Exercise prompt:
Tally how many lines hold the string "this". Your reply should be that number alone.

Extracted records:
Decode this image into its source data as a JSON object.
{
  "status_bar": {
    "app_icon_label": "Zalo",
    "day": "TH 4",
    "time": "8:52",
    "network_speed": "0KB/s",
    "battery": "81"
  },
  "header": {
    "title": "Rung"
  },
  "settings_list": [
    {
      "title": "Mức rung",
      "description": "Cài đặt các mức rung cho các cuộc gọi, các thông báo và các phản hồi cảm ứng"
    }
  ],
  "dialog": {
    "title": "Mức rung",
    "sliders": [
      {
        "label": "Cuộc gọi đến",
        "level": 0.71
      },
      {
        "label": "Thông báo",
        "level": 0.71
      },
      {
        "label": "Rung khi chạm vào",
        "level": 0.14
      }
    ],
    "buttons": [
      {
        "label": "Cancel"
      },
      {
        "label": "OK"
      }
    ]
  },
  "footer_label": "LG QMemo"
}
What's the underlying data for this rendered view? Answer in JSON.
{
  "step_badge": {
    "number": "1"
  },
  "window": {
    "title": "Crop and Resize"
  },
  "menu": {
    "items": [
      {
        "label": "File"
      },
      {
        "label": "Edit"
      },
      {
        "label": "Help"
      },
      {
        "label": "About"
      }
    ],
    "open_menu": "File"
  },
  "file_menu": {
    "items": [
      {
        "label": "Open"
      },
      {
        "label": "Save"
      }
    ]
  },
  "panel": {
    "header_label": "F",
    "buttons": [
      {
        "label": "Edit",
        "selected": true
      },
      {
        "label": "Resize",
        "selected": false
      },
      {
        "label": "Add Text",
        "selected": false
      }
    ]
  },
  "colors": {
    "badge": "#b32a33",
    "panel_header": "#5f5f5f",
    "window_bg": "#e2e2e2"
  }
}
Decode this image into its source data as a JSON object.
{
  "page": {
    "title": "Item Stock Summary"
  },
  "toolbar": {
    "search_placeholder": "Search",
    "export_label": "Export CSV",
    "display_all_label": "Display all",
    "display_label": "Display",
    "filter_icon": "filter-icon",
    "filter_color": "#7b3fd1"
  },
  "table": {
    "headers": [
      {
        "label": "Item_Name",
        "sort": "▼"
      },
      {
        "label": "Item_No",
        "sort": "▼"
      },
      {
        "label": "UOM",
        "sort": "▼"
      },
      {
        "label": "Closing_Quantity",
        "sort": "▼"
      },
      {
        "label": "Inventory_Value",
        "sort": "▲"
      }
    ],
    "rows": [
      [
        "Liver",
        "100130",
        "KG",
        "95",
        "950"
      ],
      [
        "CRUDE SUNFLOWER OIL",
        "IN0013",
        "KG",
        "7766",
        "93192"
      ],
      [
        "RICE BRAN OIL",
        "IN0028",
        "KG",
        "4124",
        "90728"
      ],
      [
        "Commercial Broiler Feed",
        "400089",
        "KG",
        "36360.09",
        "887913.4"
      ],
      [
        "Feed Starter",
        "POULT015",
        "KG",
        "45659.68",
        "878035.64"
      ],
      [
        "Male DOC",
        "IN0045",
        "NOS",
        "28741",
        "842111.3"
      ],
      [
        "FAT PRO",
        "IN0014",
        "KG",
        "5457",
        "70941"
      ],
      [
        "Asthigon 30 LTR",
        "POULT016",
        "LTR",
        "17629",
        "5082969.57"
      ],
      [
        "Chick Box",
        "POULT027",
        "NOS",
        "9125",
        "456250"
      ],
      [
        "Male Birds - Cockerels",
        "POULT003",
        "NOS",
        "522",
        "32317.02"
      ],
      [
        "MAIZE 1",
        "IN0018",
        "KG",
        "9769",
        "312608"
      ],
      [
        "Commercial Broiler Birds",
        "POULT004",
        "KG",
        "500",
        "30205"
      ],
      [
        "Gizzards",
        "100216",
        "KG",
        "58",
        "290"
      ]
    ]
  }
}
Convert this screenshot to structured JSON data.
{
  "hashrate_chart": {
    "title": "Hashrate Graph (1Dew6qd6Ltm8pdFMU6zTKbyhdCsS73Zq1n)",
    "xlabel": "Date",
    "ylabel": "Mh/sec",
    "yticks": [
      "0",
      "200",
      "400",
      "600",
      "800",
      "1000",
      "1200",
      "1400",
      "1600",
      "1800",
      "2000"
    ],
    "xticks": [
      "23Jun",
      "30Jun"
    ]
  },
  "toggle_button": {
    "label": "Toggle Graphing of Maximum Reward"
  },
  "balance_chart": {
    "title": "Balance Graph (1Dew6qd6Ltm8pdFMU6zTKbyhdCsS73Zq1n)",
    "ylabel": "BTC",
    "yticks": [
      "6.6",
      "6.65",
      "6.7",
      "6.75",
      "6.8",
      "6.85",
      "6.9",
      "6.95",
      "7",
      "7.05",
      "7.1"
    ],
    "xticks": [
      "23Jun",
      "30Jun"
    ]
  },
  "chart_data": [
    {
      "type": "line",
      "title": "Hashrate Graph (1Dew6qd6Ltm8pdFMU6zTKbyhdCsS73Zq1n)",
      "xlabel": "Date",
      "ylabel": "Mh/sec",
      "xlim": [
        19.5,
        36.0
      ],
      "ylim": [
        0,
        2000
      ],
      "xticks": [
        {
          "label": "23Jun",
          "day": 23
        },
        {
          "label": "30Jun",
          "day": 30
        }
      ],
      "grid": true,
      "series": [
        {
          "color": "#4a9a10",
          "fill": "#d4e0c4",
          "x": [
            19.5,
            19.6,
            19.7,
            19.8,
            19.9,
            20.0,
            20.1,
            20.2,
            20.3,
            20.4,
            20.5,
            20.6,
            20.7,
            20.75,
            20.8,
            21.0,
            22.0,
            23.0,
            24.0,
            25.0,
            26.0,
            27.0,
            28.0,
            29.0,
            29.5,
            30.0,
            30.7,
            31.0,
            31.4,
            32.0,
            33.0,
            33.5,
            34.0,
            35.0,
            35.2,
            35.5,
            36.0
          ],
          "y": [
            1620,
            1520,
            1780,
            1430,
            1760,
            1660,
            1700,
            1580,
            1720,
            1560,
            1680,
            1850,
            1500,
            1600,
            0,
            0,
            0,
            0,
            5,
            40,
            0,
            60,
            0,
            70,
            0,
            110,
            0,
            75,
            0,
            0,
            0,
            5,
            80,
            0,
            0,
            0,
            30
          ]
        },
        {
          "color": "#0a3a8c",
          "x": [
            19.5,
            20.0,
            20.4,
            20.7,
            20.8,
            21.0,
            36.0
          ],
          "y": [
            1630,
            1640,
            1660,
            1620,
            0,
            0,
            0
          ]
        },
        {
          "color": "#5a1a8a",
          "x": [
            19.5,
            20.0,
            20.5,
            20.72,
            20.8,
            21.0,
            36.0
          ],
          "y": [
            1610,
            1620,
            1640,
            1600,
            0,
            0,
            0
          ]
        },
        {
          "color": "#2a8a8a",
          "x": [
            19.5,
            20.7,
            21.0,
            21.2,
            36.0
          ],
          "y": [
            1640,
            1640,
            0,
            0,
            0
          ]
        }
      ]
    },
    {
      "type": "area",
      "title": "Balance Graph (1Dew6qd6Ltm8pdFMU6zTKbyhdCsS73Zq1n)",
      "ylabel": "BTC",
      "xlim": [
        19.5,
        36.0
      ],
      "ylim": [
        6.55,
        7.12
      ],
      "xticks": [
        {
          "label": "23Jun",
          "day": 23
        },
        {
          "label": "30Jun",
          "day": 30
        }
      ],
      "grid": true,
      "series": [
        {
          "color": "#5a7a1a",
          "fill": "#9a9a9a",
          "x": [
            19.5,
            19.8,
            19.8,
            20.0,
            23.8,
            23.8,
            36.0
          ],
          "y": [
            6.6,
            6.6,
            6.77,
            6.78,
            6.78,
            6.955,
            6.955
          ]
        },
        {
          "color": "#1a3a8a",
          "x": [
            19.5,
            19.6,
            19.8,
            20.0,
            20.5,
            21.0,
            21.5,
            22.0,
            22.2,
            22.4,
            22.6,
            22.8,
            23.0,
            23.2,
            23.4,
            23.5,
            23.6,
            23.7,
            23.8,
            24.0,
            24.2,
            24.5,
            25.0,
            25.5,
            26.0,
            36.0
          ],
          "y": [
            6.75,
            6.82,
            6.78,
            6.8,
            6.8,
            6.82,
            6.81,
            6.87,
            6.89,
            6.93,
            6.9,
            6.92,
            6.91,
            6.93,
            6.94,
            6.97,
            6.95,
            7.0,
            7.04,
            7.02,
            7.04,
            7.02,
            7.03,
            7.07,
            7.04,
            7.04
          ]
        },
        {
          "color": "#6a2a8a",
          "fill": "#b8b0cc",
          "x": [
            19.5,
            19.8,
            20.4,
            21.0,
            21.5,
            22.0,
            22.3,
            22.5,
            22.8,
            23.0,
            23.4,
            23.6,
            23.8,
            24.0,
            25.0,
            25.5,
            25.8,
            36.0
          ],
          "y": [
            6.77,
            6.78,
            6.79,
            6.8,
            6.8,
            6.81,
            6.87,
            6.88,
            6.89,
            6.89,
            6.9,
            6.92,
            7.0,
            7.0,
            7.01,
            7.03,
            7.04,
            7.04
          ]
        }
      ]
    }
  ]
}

Output:
4